====== Supplied material

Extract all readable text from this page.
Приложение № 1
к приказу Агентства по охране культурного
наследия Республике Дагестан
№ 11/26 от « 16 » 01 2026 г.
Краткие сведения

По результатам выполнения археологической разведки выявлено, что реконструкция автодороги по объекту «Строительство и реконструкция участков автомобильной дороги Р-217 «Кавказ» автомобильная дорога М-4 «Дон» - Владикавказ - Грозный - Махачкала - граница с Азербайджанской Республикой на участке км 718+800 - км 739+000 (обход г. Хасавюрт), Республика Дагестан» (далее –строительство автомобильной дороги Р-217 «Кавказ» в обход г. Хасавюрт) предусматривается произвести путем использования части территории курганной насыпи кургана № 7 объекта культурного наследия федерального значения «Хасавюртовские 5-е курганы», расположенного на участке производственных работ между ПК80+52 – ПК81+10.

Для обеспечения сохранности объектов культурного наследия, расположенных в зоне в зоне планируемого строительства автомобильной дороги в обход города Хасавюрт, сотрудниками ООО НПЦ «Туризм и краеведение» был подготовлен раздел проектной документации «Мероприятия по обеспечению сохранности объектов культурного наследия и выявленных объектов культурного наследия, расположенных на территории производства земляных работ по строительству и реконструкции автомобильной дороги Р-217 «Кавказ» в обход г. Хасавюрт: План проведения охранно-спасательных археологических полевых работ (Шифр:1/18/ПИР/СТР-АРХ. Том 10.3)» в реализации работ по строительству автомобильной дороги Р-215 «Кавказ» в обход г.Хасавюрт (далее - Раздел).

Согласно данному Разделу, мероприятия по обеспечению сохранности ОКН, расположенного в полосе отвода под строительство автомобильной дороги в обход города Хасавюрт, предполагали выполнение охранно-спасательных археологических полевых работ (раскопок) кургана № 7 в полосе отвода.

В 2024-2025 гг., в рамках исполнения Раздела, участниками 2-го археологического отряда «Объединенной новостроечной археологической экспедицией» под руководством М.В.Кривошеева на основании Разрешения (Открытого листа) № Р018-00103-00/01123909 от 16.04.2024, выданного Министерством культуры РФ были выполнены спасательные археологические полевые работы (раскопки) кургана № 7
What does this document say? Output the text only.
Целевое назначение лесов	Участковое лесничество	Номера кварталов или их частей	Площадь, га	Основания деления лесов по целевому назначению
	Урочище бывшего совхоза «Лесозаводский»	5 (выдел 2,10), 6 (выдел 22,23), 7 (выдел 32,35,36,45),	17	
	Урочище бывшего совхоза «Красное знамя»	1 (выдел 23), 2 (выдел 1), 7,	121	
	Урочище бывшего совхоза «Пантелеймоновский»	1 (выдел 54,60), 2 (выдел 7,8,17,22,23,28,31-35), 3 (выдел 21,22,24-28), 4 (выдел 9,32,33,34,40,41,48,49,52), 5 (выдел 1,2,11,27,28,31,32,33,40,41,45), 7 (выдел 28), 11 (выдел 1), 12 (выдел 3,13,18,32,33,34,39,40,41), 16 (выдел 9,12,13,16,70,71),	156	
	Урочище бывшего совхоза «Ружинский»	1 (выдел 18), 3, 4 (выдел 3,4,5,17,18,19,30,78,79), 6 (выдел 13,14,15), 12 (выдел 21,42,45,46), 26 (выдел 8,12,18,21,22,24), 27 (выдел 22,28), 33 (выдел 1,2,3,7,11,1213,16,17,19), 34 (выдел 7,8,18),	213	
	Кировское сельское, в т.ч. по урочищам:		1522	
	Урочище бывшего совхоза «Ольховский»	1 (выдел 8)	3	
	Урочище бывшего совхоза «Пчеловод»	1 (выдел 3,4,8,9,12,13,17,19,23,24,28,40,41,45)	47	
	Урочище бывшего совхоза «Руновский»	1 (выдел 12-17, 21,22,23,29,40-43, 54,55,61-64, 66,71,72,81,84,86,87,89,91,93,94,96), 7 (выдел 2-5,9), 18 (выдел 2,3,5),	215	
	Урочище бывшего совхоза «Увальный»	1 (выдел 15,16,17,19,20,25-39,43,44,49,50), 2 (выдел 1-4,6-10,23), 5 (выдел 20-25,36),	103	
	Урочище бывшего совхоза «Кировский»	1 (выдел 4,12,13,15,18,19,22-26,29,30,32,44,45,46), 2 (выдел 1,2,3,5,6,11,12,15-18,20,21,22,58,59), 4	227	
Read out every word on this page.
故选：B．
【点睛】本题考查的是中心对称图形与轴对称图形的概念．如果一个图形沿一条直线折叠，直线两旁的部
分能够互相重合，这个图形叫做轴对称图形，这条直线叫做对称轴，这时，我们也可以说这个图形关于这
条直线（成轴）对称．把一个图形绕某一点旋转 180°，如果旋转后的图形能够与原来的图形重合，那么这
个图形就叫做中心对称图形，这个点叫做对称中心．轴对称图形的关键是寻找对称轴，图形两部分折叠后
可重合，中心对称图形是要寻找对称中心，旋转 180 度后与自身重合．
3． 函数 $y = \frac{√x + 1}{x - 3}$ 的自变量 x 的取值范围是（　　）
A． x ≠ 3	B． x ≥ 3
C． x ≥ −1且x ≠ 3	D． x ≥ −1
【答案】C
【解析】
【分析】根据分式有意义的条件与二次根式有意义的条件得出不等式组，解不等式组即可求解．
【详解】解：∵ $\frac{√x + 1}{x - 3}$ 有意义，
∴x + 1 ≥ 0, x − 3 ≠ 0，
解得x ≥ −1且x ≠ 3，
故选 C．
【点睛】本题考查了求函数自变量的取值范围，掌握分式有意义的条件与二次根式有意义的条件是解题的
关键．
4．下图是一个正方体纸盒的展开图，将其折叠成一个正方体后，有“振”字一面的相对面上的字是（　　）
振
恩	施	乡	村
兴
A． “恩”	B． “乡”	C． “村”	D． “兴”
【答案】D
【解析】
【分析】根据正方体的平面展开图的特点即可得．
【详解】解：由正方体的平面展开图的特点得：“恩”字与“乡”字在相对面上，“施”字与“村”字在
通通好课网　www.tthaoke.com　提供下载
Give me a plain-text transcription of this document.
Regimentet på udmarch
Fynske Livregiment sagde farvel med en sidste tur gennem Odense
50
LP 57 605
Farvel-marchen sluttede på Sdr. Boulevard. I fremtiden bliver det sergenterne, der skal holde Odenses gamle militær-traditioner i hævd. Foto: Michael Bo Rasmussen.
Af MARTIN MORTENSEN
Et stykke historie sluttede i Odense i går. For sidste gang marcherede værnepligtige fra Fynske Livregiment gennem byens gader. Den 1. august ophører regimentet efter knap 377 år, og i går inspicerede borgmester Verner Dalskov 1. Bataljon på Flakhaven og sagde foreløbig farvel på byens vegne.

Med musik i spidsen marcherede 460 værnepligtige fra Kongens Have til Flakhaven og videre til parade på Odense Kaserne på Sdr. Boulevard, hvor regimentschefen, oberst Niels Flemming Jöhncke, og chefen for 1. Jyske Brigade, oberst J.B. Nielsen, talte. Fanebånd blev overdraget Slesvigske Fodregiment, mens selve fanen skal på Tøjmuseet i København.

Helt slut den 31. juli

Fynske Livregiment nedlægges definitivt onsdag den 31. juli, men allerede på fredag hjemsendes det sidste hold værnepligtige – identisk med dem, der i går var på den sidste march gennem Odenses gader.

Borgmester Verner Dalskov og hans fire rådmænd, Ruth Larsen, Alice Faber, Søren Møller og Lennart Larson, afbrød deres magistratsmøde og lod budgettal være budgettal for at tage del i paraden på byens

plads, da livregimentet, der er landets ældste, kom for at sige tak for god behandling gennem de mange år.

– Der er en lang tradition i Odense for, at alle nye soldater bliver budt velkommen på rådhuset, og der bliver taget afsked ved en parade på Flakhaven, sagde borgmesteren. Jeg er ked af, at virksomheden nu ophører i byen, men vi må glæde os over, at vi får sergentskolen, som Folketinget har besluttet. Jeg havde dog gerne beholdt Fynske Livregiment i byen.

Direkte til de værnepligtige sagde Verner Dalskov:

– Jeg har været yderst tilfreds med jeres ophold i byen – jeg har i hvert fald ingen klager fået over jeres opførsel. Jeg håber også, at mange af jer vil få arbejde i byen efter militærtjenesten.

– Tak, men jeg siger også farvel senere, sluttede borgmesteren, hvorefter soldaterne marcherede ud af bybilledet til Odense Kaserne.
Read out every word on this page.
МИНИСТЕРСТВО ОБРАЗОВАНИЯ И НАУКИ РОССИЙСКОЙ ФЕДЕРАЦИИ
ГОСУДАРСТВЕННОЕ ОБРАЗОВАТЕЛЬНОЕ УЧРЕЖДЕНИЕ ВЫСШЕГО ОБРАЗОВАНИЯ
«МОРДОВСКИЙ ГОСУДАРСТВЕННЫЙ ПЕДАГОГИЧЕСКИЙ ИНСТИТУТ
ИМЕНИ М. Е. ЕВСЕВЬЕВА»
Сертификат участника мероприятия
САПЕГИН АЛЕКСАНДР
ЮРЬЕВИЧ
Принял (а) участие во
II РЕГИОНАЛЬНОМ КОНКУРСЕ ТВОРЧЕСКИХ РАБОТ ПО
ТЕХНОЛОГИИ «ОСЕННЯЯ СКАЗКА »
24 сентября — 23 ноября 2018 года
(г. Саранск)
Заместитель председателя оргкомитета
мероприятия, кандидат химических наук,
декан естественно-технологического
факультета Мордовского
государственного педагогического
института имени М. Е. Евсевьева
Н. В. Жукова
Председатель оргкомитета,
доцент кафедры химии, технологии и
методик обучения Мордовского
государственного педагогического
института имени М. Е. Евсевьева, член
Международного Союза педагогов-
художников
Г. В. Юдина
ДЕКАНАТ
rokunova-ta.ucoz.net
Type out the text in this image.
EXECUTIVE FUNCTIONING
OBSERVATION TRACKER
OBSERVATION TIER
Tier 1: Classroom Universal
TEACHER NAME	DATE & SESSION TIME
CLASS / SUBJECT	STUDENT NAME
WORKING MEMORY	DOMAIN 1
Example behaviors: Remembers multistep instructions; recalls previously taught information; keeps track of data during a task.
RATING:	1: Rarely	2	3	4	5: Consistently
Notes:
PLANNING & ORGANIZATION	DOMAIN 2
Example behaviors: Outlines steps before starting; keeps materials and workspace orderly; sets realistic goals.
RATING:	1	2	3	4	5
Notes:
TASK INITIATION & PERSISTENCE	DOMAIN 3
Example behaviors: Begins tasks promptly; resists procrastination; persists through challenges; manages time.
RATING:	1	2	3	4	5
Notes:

============

-- Exercise instructions --
Return every line in the listing that contains the word "археологических".

-- Correct output --
Для обеспечения сохранности объектов культурного наследия, расположенных в зоне в зоне планируемого строительства автомобильной дороги в обход города Хасавюрт, сотрудниками ООО НПЦ «Туризм и краеведение» был подготовлен раздел проектной документации «Мероприятия по обеспечению сохранности объектов культурного наследия и выявленных объектов культурного наследия, расположенных на территории производства земляных работ по строительству и реконструкции автомобильной дороги Р-217 «Кавказ» в обход г. Хасавюрт: План проведения охранно-спасательных археологических полевых работ (Шифр:1/18/ПИР/СТР-АРХ. Том 10.3)» в реализации работ по строительству автомобильной дороги Р-215 «Кавказ» в обход г.Хасавюрт (далее - Раздел).
Согласно данному Разделу, мероприятия по обеспечению сохранности ОКН, расположенного в полосе отвода под строительство автомобильной дороги в обход города Хасавюрт, предполагали выполнение охранно-спасательных археологических полевых работ (раскопок) кургана № 7 в полосе отвода.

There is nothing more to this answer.